(Dataset items)
——

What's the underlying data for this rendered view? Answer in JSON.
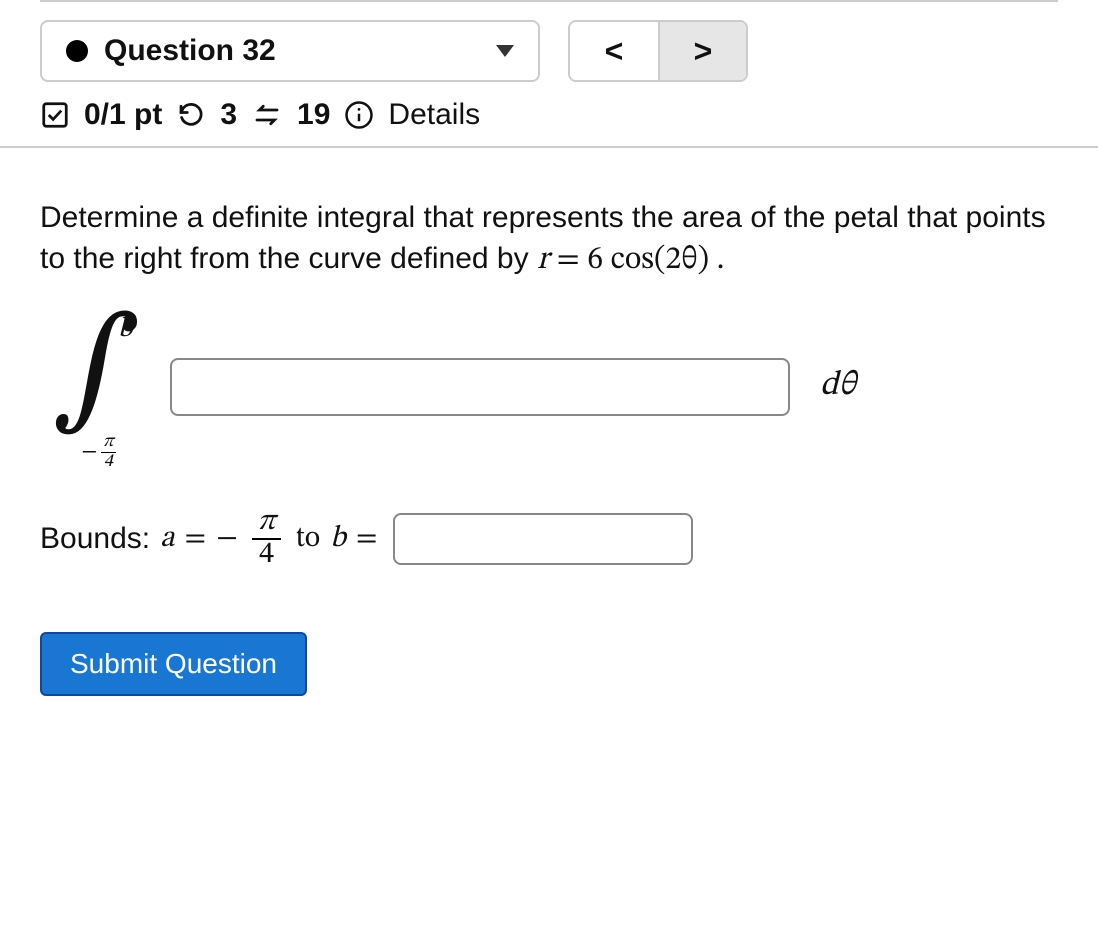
{
  "nav": {
    "question_label": "Question 32",
    "prev": "<",
    "next": ">"
  },
  "meta": {
    "score": "0/1 pt",
    "attempts": "3",
    "tries_remaining": "19",
    "details_label": "Details"
  },
  "prompt": {
    "text": "Determine a definite integral that represents the area of the petal that points to the right from the curve defined by",
    "equation_lhs": "r",
    "equation_eq": " = ",
    "equation_rhs": "6 cos(2θ)",
    "period": " ."
  },
  "integral": {
    "upper": "b",
    "lower_minus": "−",
    "lower_num": "π",
    "lower_den": "4",
    "differential": "dθ",
    "integrand_value": ""
  },
  "bounds": {
    "label": "Bounds: ",
    "a_var": "a",
    "eq": " = ",
    "minus": "−",
    "frac_num": "π",
    "frac_den": "4",
    "to": " to ",
    "b_var": "b",
    "b_value": ""
  },
  "submit": {
    "label": "Submit Question"
  }
}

——

**WHAT YOU SHOULD DO**
Select the lines from the entries that include the word "integral".

**WRITTEN RESPONSE**
    "text": "Determine a definite integral that represents the area of the petal that points to the right from the curve defined by",
  "integral": {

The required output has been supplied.